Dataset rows

begin

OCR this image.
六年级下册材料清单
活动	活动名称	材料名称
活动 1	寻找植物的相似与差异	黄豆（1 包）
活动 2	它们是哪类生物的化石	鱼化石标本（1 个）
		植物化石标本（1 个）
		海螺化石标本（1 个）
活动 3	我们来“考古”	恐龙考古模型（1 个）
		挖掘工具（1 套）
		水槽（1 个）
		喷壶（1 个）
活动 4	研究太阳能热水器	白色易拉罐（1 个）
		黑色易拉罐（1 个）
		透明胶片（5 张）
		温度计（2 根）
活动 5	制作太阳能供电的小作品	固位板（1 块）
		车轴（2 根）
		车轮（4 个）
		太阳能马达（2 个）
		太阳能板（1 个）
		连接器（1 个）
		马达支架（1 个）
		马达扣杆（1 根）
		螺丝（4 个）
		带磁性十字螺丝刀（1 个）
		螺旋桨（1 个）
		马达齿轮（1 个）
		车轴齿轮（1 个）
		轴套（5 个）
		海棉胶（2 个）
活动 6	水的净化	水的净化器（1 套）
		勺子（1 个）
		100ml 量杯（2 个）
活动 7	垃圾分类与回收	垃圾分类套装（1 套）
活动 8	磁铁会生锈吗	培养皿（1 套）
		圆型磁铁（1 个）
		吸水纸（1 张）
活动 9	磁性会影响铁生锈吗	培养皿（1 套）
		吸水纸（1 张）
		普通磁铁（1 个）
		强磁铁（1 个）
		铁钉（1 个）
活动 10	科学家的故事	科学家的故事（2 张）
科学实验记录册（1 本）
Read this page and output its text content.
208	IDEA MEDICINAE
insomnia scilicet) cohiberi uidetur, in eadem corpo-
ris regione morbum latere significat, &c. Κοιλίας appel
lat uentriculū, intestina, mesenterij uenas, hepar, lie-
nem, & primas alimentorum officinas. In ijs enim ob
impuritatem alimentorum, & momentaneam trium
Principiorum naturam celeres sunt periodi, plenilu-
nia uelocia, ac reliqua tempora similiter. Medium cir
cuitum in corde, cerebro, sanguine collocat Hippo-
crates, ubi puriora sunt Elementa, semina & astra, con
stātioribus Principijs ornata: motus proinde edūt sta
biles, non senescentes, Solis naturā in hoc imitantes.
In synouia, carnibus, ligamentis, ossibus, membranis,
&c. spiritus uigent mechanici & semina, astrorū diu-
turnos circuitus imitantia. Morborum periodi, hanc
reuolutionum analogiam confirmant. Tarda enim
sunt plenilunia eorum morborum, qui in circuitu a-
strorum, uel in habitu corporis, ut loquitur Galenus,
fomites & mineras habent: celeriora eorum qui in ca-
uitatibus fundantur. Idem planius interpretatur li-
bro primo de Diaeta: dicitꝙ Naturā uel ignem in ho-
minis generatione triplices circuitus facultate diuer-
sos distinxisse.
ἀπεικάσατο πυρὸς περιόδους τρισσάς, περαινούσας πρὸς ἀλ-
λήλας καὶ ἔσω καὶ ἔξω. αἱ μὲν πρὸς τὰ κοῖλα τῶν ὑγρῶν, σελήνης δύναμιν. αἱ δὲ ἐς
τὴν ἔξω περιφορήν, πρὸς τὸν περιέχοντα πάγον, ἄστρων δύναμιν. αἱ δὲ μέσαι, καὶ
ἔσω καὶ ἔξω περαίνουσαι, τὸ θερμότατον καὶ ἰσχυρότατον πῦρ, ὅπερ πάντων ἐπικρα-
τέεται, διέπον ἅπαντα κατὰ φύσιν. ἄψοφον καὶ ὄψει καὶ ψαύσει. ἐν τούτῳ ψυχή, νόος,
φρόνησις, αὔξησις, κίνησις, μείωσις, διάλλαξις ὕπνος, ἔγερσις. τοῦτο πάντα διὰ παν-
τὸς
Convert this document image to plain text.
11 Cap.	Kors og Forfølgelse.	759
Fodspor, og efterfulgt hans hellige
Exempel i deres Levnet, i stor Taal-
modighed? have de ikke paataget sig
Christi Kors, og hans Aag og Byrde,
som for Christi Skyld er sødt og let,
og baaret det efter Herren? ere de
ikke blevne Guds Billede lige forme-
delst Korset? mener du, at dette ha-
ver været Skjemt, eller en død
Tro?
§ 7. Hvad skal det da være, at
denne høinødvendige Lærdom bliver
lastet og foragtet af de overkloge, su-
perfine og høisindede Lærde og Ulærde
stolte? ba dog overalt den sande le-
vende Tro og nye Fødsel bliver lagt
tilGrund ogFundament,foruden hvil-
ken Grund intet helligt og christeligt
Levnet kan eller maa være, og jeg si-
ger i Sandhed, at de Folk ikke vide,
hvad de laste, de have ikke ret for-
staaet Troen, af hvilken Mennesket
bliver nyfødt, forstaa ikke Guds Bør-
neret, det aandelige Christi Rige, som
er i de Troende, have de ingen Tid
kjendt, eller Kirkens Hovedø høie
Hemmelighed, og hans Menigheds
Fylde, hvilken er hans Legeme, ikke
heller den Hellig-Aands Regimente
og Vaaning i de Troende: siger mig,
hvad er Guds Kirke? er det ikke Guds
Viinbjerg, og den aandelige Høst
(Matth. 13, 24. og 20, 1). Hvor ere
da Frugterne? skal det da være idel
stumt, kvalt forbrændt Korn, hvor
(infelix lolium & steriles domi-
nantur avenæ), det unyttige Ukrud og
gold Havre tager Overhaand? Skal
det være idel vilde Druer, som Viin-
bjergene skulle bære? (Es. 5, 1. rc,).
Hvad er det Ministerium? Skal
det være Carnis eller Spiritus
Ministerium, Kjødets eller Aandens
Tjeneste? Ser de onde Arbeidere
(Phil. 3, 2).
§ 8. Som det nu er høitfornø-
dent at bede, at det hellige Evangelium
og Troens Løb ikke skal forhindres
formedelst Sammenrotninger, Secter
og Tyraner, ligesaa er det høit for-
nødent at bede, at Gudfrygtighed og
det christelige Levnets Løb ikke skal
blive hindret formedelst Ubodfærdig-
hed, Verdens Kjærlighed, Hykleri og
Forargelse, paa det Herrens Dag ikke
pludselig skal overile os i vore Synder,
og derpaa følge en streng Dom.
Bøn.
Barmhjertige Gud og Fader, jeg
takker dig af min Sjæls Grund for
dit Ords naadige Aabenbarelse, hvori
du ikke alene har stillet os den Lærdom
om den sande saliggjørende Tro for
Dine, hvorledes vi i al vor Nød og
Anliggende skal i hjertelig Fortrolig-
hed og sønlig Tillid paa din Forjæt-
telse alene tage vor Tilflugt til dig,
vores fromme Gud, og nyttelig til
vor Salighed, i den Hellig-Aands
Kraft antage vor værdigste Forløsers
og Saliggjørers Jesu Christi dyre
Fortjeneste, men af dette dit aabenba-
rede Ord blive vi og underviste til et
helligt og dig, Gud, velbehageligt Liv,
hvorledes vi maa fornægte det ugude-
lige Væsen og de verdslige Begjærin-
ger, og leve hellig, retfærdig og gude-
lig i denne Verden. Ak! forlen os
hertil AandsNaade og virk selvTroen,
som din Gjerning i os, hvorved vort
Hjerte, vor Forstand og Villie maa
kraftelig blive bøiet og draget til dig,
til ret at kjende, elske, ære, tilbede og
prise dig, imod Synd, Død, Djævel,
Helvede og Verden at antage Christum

end

Problem description.
Output the whole listing above again, word for word.

Right answer.
OCR this image.
六年级下册材料清单
活动	活动名称	材料名称
活动 1	寻找植物的相似与差异	黄豆（1 包）
活动 2	它们是哪类生物的化石	鱼化石标本（1 个）
		植物化石标本（1 个）
		海螺化石标本（1 个）
活动 3	我们来“考古”	恐龙考古模型（1 个）
		挖掘工具（1 套）
		水槽（1 个）
		喷壶（1 个）
活动 4	研究太阳能热水器	白色易拉罐（1 个）
		黑色易拉罐（1 个）
		透明胶片（5 张）
		温度计（2 根）
活动 5	制作太阳能供电的小作品	固位板（1 块）
		车轴（2 根）
		车轮（4 个）
		太阳能马达（2 个）
		太阳能板（1 个）
		连接器（1 个）
		马达支架（1 个）
		马达扣杆（1 根）
		螺丝（4 个）
		带磁性十字螺丝刀（1 个）
		螺旋桨（1 个）
		马达齿轮（1 个）
		车轴齿轮（1 个）
		轴套（5 个）
		海棉胶（2 个）
活动 6	水的净化	水的净化器（1 套）
		勺子（1 个）
		100ml 量杯（2 个）
活动 7	垃圾分类与回收	垃圾分类套装（1 套）
活动 8	磁铁会生锈吗	培养皿（1 套）
		圆型磁铁（1 个）
		吸水纸（1 张）
活动 9	磁性会影响铁生锈吗	培养皿（1 套）
		吸水纸（1 张）
		普通磁铁（1 个）
		强磁铁（1 个）
		铁钉（1 个）
活动 10	科学家的故事	科学家的故事（2 张）
科学实验记录册（1 本）
Read this page and output its text content.
208	IDEA MEDICINAE
insomnia scilicet) cohiberi uidetur, in eadem corpo-
ris regione morbum latere significat, &c. Κοιλίας appel
lat uentriculū, intestina, mesenterij uenas, hepar, lie-
nem, & primas alimentorum officinas. In ijs enim ob
impuritatem alimentorum, & momentaneam trium
Principiorum naturam celeres sunt periodi, plenilu-
nia uelocia, ac reliqua tempora similiter. Medium cir
cuitum in corde, cerebro, sanguine collocat Hippo-
crates, ubi puriora sunt Elementa, semina & astra, con
stātioribus Principijs ornata: motus proinde edūt sta
biles, non senescentes, Solis naturā in hoc imitantes.
In synouia, carnibus, ligamentis, ossibus, membranis,
&c. spiritus uigent mechanici & semina, astrorū diu-
turnos circuitus imitantia. Morborum periodi, hanc
reuolutionum analogiam confirmant. Tarda enim
sunt plenilunia eorum morborum, qui in circuitu a-
strorum, uel in habitu corporis, ut loquitur Galenus,
fomites & mineras habent: celeriora eorum qui in ca-
uitatibus fundantur. Idem planius interpretatur li-
bro primo de Diaeta: dicitꝙ Naturā uel ignem in ho-
minis generatione triplices circuitus facultate diuer-
sos distinxisse.
ἀπεικάσατο πυρὸς περιόδους τρισσάς, περαινούσας πρὸς ἀλ-
λήλας καὶ ἔσω καὶ ἔξω. αἱ μὲν πρὸς τὰ κοῖλα τῶν ὑγρῶν, σελήνης δύναμιν. αἱ δὲ ἐς
τὴν ἔξω περιφορήν, πρὸς τὸν περιέχοντα πάγον, ἄστρων δύναμιν. αἱ δὲ μέσαι, καὶ
ἔσω καὶ ἔξω περαίνουσαι, τὸ θερμότατον καὶ ἰσχυρότατον πῦρ, ὅπερ πάντων ἐπικρα-
τέεται, διέπον ἅπαντα κατὰ φύσιν. ἄψοφον καὶ ὄψει καὶ ψαύσει. ἐν τούτῳ ψυχή, νόος,
φρόνησις, αὔξησις, κίνησις, μείωσις, διάλλαξις ὕπνος, ἔγερσις. τοῦτο πάντα διὰ παν-
τὸς
Convert this document image to plain text.
11 Cap.	Kors og Forfølgelse.	759
Fodspor, og efterfulgt hans hellige
Exempel i deres Levnet, i stor Taal-
modighed? have de ikke paataget sig
Christi Kors, og hans Aag og Byrde,
som for Christi Skyld er sødt og let,
og baaret det efter Herren? ere de
ikke blevne Guds Billede lige forme-
delst Korset? mener du, at dette ha-
ver været Skjemt, eller en død
Tro?
§ 7. Hvad skal det da være, at
denne høinødvendige Lærdom bliver
lastet og foragtet af de overkloge, su-
perfine og høisindede Lærde og Ulærde
stolte? ba dog overalt den sande le-
vende Tro og nye Fødsel bliver lagt
tilGrund ogFundament,foruden hvil-
ken Grund intet helligt og christeligt
Levnet kan eller maa være, og jeg si-
ger i Sandhed, at de Folk ikke vide,
hvad de laste, de have ikke ret for-
staaet Troen, af hvilken Mennesket
bliver nyfødt, forstaa ikke Guds Bør-
neret, det aandelige Christi Rige, som
er i de Troende, have de ingen Tid
kjendt, eller Kirkens Hovedø høie
Hemmelighed, og hans Menigheds
Fylde, hvilken er hans Legeme, ikke
heller den Hellig-Aands Regimente
og Vaaning i de Troende: siger mig,
hvad er Guds Kirke? er det ikke Guds
Viinbjerg, og den aandelige Høst
(Matth. 13, 24. og 20, 1). Hvor ere
da Frugterne? skal det da være idel
stumt, kvalt forbrændt Korn, hvor
(infelix lolium & steriles domi-
nantur avenæ), det unyttige Ukrud og
gold Havre tager Overhaand? Skal
det være idel vilde Druer, som Viin-
bjergene skulle bære? (Es. 5, 1. rc,).
Hvad er det Ministerium? Skal
det være Carnis eller Spiritus
Ministerium, Kjødets eller Aandens
Tjeneste? Ser de onde Arbeidere
(Phil. 3, 2).
§ 8. Som det nu er høitfornø-
dent at bede, at det hellige Evangelium
og Troens Løb ikke skal forhindres
formedelst Sammenrotninger, Secter
og Tyraner, ligesaa er det høit for-
nødent at bede, at Gudfrygtighed og
det christelige Levnets Løb ikke skal
blive hindret formedelst Ubodfærdig-
hed, Verdens Kjærlighed, Hykleri og
Forargelse, paa det Herrens Dag ikke
pludselig skal overile os i vore Synder,
og derpaa følge en streng Dom.
Bøn.
Barmhjertige Gud og Fader, jeg
takker dig af min Sjæls Grund for
dit Ords naadige Aabenbarelse, hvori
du ikke alene har stillet os den Lærdom
om den sande saliggjørende Tro for
Dine, hvorledes vi i al vor Nød og
Anliggende skal i hjertelig Fortrolig-
hed og sønlig Tillid paa din Forjæt-
telse alene tage vor Tilflugt til dig,
vores fromme Gud, og nyttelig til
vor Salighed, i den Hellig-Aands
Kraft antage vor værdigste Forløsers
og Saliggjørers Jesu Christi dyre
Fortjeneste, men af dette dit aabenba-
rede Ord blive vi og underviste til et
helligt og dig, Gud, velbehageligt Liv,
hvorledes vi maa fornægte det ugude-
lige Væsen og de verdslige Begjærin-
ger, og leve hellig, retfærdig og gude-
lig i denne Verden. Ak! forlen os
hertil AandsNaade og virk selvTroen,
som din Gjerning i os, hvorved vort
Hjerte, vor Forstand og Villie maa
kraftelig blive bøiet og draget til dig,
til ret at kjende, elske, ære, tilbede og
prise dig, imod Synd, Død, Djævel,
Helvede og Verden at antage Christum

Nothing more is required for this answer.